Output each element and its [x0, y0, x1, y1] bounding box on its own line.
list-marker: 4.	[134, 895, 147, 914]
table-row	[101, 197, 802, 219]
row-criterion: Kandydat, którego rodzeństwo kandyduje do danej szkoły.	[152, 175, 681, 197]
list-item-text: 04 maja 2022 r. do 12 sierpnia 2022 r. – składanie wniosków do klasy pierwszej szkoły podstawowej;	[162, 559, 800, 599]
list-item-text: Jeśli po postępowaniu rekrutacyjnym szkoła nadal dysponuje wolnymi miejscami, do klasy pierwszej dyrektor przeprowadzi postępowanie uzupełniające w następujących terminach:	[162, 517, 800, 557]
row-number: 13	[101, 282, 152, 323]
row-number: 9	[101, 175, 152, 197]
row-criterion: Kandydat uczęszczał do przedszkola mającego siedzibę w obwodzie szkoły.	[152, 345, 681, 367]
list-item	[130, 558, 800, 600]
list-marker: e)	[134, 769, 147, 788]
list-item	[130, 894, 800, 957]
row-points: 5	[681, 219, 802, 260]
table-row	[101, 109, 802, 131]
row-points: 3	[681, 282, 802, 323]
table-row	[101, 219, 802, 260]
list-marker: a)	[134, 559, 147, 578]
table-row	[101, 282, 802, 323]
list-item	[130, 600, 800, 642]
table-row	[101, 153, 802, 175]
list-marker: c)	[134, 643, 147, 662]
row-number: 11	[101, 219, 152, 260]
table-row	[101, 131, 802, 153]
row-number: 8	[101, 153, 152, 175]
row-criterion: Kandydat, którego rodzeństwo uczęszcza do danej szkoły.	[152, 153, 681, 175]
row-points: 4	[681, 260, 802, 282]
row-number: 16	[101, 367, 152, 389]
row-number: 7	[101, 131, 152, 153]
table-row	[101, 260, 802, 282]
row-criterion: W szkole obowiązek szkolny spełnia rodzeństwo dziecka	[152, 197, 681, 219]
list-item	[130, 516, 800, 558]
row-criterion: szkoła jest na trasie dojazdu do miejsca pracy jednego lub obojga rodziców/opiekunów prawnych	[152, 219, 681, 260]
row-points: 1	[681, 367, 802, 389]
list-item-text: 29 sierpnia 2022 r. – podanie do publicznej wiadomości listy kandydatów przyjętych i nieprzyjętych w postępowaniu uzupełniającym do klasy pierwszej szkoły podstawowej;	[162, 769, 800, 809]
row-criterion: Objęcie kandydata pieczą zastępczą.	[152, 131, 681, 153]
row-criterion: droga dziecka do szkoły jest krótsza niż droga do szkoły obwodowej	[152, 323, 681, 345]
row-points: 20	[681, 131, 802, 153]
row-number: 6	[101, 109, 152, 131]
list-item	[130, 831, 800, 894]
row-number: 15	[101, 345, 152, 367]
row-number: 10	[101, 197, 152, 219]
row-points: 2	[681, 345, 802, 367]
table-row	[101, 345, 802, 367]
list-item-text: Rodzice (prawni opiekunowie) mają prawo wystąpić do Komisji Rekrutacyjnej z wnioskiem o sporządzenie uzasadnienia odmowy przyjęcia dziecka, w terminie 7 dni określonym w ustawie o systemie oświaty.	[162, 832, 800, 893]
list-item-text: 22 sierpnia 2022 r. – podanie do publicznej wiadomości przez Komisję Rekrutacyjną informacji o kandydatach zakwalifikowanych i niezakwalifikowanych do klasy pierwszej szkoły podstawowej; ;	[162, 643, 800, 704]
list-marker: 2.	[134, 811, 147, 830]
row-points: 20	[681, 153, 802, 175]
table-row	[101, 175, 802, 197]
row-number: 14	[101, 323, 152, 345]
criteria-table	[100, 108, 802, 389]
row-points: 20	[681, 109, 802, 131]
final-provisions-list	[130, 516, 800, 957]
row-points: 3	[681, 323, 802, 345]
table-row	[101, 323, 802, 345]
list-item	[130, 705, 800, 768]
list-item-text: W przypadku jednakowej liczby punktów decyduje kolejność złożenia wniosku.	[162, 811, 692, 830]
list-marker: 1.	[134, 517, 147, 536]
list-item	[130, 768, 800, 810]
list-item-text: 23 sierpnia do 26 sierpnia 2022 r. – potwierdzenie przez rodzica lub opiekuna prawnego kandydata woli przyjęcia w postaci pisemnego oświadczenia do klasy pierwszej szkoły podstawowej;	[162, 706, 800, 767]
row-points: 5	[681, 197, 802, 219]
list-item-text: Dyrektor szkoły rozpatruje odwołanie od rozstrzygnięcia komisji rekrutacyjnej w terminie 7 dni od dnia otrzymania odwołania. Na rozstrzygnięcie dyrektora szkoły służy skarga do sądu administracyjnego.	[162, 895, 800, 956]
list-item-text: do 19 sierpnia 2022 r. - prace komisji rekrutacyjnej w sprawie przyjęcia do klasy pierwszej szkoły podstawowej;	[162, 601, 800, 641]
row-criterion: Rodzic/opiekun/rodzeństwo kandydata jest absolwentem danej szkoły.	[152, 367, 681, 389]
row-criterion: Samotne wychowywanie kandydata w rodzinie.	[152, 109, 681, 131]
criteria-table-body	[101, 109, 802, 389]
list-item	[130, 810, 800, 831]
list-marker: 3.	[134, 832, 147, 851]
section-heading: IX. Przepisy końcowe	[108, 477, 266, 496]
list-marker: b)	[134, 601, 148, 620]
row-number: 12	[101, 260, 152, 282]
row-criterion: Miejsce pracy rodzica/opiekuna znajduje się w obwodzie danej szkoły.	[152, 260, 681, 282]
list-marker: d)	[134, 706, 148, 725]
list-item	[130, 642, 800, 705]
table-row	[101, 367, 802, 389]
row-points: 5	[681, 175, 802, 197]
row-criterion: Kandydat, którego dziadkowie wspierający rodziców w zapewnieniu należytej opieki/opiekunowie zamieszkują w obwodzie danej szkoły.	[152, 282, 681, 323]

+++

▸ AIM
Copy every item above line for line, with no changes.

▸ ANSWER FOR THE TASK
Output each element and its [x0, y0, x1, y1] bounding box on its own line.
list-marker: 4.	[134, 895, 147, 914]
table-row	[101, 197, 802, 219]
row-criterion: Kandydat, którego rodzeństwo kandyduje do danej szkoły.	[152, 175, 681, 197]
list-item-text: 04 maja 2022 r. do 12 sierpnia 2022 r. – składanie wniosków do klasy pierwszej szkoły podstawowej;	[162, 559, 800, 599]
list-item-text: Jeśli po postępowaniu rekrutacyjnym szkoła nadal dysponuje wolnymi miejscami, do klasy pierwszej dyrektor przeprowadzi postępowanie uzupełniające w następujących terminach:	[162, 517, 800, 557]
row-number: 13	[101, 282, 152, 323]
row-number: 9	[101, 175, 152, 197]
row-criterion: Kandydat uczęszczał do przedszkola mającego siedzibę w obwodzie szkoły.	[152, 345, 681, 367]
list-item	[130, 558, 800, 600]
list-marker: e)	[134, 769, 147, 788]
list-item	[130, 894, 800, 957]
row-points: 5	[681, 219, 802, 260]
table-row	[101, 109, 802, 131]
row-points: 3	[681, 282, 802, 323]
table-row	[101, 219, 802, 260]
list-marker: a)	[134, 559, 147, 578]
table-row	[101, 282, 802, 323]
list-item	[130, 600, 800, 642]
table-row	[101, 153, 802, 175]
list-marker: c)	[134, 643, 147, 662]
row-number: 11	[101, 219, 152, 260]
table-row	[101, 131, 802, 153]
row-number: 8	[101, 153, 152, 175]
row-criterion: Kandydat, którego rodzeństwo uczęszcza do danej szkoły.	[152, 153, 681, 175]
row-points: 4	[681, 260, 802, 282]
row-number: 16	[101, 367, 152, 389]
row-number: 7	[101, 131, 152, 153]
table-row	[101, 260, 802, 282]
row-criterion: W szkole obowiązek szkolny spełnia rodzeństwo dziecka	[152, 197, 681, 219]
list-item	[130, 516, 800, 558]
row-criterion: szkoła jest na trasie dojazdu do miejsca pracy jednego lub obojga rodziców/opiekunów prawnych	[152, 219, 681, 260]
row-points: 1	[681, 367, 802, 389]
list-item-text: 29 sierpnia 2022 r. – podanie do publicznej wiadomości listy kandydatów przyjętych i nieprzyjętych w postępowaniu uzupełniającym do klasy pierwszej szkoły podstawowej;	[162, 769, 800, 809]
row-criterion: Objęcie kandydata pieczą zastępczą.	[152, 131, 681, 153]
row-criterion: droga dziecka do szkoły jest krótsza niż droga do szkoły obwodowej	[152, 323, 681, 345]
row-points: 20	[681, 131, 802, 153]
row-number: 6	[101, 109, 152, 131]
list-item	[130, 831, 800, 894]
row-number: 15	[101, 345, 152, 367]
row-number: 10	[101, 197, 152, 219]
row-points: 2	[681, 345, 802, 367]
table-row	[101, 345, 802, 367]
list-item-text: Rodzice (prawni opiekunowie) mają prawo wystąpić do Komisji Rekrutacyjnej z wnioskiem o sporządzenie uzasadnienia odmowy przyjęcia dziecka, w terminie 7 dni określonym w ustawie o systemie oświaty.	[162, 832, 800, 893]
list-item-text: 22 sierpnia 2022 r. – podanie do publicznej wiadomości przez Komisję Rekrutacyjną informacji o kandydatach zakwalifikowanych i niezakwalifikowanych do klasy pierwszej szkoły podstawowej; ;	[162, 643, 800, 704]
list-marker: 2.	[134, 811, 147, 830]
row-points: 20	[681, 153, 802, 175]
table-row	[101, 175, 802, 197]
row-number: 14	[101, 323, 152, 345]
criteria-table	[100, 108, 802, 389]
row-points: 20	[681, 109, 802, 131]
final-provisions-list	[130, 516, 800, 957]
row-points: 3	[681, 323, 802, 345]
table-row	[101, 323, 802, 345]
list-item	[130, 705, 800, 768]
list-item-text: W przypadku jednakowej liczby punktów decyduje kolejność złożenia wniosku.	[162, 811, 692, 830]
list-marker: 1.	[134, 517, 147, 536]
list-item	[130, 768, 800, 810]
list-item-text: 23 sierpnia do 26 sierpnia 2022 r. – potwierdzenie przez rodzica lub opiekuna prawnego kandydata woli przyjęcia w postaci pisemnego oświadczenia do klasy pierwszej szkoły podstawowej;	[162, 706, 800, 767]
row-points: 5	[681, 197, 802, 219]
list-item-text: Dyrektor szkoły rozpatruje odwołanie od rozstrzygnięcia komisji rekrutacyjnej w terminie 7 dni od dnia otrzymania odwołania. Na rozstrzygnięcie dyrektora szkoły służy skarga do sądu administracyjnego.	[162, 895, 800, 956]
list-item-text: do 19 sierpnia 2022 r. - prace komisji rekrutacyjnej w sprawie przyjęcia do klasy pierwszej szkoły podstawowej;	[162, 601, 800, 641]
row-criterion: Rodzic/opiekun/rodzeństwo kandydata jest absolwentem danej szkoły.	[152, 367, 681, 389]
row-criterion: Samotne wychowywanie kandydata w rodzinie.	[152, 109, 681, 131]
criteria-table-body	[101, 109, 802, 389]
list-item	[130, 810, 800, 831]
list-marker: 3.	[134, 832, 147, 851]
section-heading: IX. Przepisy końcowe	[108, 477, 266, 496]
list-marker: b)	[134, 601, 148, 620]
row-number: 12	[101, 260, 152, 282]
row-criterion: Miejsce pracy rodzica/opiekuna znajduje się w obwodzie danej szkoły.	[152, 260, 681, 282]
list-marker: d)	[134, 706, 148, 725]
list-item	[130, 642, 800, 705]
table-row	[101, 367, 802, 389]
row-points: 5	[681, 175, 802, 197]
row-criterion: Kandydat, którego dziadkowie wspierający rodziców w zapewnieniu należytej opieki/opiekunowie zamieszkują w obwodzie danej szkoły.	[152, 282, 681, 323]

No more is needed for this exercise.